START Text under study
British researchers followed more than 170,000 people for about 11 years. Of those, more than 40,000 had a “flexi-scope’’ test, an exam that removes polyps, small growths that could become cancerous.

The test involves having a pen-size tube inserted into the colon so that doctors can identify and remove small polyps. Researchers used the test on people in their 50s. In the United Kingdom, government-funded colon cancer screening doesn’t start until age 60.

Researchers compared those results to more than 113,000 people who were not screened. They found the flexi-scope test reduced people’s chances of getting colon cancer by one third. It also cut their chances of dying by 43 percent. Researchers said the test needed to be done just once in a person’s lifetime.

The results were published online yesterday in the medical journal Lancet. The research was paid for by Britain’s Medical Research Council, National Health Service Research & Development, Cancer Research UK, and KeyMed.

Doctors said the findings might cause authorities to reconsider how they look for colon cancer. Worldwide, the disease causes 1 million cases and 600,000 deaths every year.

In Britain, people ages 60 to 74 are tested every other year with a fecal blood test. In the United States, colonoscopies — 20-minute scans of the entire colon that require sedation — are common, even though no trials have proved they work for cancer screening. Use of the flexi-scope test has plummeted in the United States because colonoscopies are perceived as being better.

To find polyps or to detect cancer early, the American Cancer Society recommends several options for people over 50: a flexi-scope test, double-contrast barium enema, or virtual colonoscopy every five years; or a colonoscopy every 10 years.
END Text under study
_Using the information:_
A: In the article on colon cancer screening, by what percentage did the flexi-scope test cut people's chances of dying?
B: Return the part of the colon cancer screening article that starts at the words "Doctors said the" and stops after "deaths every year.".
C: Extend the article on colon cancer screening by writing the passage that follows its last sentence.
START Extracted data
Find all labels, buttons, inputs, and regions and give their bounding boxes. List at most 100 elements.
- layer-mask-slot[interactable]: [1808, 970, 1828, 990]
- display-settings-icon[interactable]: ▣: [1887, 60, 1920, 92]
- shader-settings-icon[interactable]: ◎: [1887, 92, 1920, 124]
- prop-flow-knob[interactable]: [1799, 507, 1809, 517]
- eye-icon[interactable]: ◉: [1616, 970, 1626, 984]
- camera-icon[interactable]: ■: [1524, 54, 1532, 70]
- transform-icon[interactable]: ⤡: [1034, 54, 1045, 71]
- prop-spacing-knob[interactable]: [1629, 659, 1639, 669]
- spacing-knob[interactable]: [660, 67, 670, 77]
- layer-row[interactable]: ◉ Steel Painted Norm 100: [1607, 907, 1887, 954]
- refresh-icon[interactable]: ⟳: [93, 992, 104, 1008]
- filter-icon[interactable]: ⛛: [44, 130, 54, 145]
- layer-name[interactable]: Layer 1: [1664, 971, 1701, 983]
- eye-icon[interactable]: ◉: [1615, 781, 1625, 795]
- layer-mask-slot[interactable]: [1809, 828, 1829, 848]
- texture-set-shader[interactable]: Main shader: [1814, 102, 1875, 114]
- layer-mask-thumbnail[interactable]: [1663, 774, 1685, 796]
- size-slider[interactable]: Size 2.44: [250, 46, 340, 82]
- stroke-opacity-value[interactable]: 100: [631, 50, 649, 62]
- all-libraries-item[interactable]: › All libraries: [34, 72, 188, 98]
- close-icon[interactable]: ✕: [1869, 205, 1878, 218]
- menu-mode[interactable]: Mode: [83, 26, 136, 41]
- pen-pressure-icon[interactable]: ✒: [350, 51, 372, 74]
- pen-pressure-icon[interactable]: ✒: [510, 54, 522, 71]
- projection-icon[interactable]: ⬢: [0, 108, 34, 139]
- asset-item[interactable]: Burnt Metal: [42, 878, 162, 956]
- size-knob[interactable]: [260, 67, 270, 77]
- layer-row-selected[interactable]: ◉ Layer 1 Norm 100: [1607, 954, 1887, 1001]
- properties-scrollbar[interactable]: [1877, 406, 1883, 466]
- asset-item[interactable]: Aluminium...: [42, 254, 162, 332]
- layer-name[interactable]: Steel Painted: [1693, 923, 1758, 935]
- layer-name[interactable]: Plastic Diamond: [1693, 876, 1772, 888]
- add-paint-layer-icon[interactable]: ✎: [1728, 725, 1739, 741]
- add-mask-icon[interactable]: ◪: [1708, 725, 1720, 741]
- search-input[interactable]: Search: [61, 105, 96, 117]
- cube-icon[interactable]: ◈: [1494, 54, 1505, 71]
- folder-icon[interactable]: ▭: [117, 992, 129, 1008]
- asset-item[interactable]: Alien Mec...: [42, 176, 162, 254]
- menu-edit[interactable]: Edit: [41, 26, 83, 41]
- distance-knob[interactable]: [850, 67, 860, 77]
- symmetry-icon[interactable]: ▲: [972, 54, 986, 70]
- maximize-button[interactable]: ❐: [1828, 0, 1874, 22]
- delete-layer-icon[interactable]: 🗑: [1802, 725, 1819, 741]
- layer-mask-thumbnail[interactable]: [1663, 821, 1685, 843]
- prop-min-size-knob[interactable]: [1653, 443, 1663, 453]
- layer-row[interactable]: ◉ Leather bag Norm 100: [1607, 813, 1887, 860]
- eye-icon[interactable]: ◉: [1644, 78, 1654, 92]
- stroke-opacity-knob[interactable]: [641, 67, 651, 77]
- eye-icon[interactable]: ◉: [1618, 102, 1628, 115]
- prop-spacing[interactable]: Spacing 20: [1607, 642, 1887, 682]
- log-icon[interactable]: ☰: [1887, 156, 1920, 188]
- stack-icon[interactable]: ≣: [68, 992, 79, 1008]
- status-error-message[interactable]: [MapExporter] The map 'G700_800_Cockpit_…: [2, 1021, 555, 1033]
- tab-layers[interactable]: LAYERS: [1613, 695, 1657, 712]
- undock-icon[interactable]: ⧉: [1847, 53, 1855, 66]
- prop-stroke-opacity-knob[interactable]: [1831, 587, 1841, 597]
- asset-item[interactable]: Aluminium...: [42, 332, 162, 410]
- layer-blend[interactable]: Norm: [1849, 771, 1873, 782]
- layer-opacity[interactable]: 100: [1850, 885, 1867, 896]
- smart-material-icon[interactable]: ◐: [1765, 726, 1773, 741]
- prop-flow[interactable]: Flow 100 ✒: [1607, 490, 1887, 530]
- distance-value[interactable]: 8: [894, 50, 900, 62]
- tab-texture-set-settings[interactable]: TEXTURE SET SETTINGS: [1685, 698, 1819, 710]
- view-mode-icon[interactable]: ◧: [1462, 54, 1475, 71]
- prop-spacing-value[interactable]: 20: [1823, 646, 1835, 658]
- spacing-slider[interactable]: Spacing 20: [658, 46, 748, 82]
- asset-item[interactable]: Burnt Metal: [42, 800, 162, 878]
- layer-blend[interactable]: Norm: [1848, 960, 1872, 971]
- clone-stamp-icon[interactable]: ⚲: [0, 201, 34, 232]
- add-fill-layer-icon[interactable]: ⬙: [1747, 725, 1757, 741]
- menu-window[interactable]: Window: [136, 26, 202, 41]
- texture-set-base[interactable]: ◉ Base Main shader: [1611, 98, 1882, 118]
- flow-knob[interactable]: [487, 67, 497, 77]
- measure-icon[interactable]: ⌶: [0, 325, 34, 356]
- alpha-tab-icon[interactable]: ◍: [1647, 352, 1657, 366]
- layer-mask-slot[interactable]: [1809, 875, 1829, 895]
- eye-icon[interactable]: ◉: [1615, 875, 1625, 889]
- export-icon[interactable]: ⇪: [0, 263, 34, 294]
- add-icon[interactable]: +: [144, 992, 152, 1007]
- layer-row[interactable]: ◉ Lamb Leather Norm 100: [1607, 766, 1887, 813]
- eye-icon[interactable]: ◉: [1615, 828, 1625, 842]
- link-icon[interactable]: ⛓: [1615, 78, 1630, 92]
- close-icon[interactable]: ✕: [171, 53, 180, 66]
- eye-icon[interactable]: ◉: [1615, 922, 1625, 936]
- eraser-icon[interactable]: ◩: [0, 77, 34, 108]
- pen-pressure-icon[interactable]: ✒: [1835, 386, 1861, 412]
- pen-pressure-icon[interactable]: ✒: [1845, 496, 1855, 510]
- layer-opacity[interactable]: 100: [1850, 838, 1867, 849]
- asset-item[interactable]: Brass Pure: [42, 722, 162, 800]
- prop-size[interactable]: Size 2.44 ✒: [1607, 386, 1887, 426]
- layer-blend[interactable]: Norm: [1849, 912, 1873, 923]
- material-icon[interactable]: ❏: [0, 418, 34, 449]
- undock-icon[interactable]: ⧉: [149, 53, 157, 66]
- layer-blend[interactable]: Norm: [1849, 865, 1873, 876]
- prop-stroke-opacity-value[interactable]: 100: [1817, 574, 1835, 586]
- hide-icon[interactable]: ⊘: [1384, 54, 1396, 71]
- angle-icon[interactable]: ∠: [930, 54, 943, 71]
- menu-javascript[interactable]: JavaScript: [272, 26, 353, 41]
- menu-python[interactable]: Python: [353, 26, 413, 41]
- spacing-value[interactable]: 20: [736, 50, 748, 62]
END Extracted data
_Written responses:_
A: It cut their chances of dying by 43 percent.

B:
Doctors said the findings might cause authorities to reconsider how they look for colon cancer. Worldwide, the disease causes 1 million cases and 600,000 deaths every year.

C:
“It’s not for me to tell governments what to do,’’ said Dr. Wendy Atkin, a professor of surgery and cancer at Imperial College London, who led the research. “But this is a very big effect, with a very quick and a very cheap test.’’

Atkin said the test needs to be done only once because polyps that grow in the bowel appear before age 60 — so any potentially cancerous growths should be caught for people in their 50s. But the test works only on the lower bowel, so other exams, like the fecal blood test, would still be necessary.

Dr. David Ransohoff of the departments of medicine and epidemiology, University of North Carolina at Chapel Hill, said the Lancet findings might make doctors rethink whether the less-invasive flexi-scope test to scan the lower bowel, plus a highly sensitive fecal blood test to scan the upper bowel, could be better than a colonoscopy. Ransohoff was not linked to the study.

Ransohoff said further follow-up was necessary.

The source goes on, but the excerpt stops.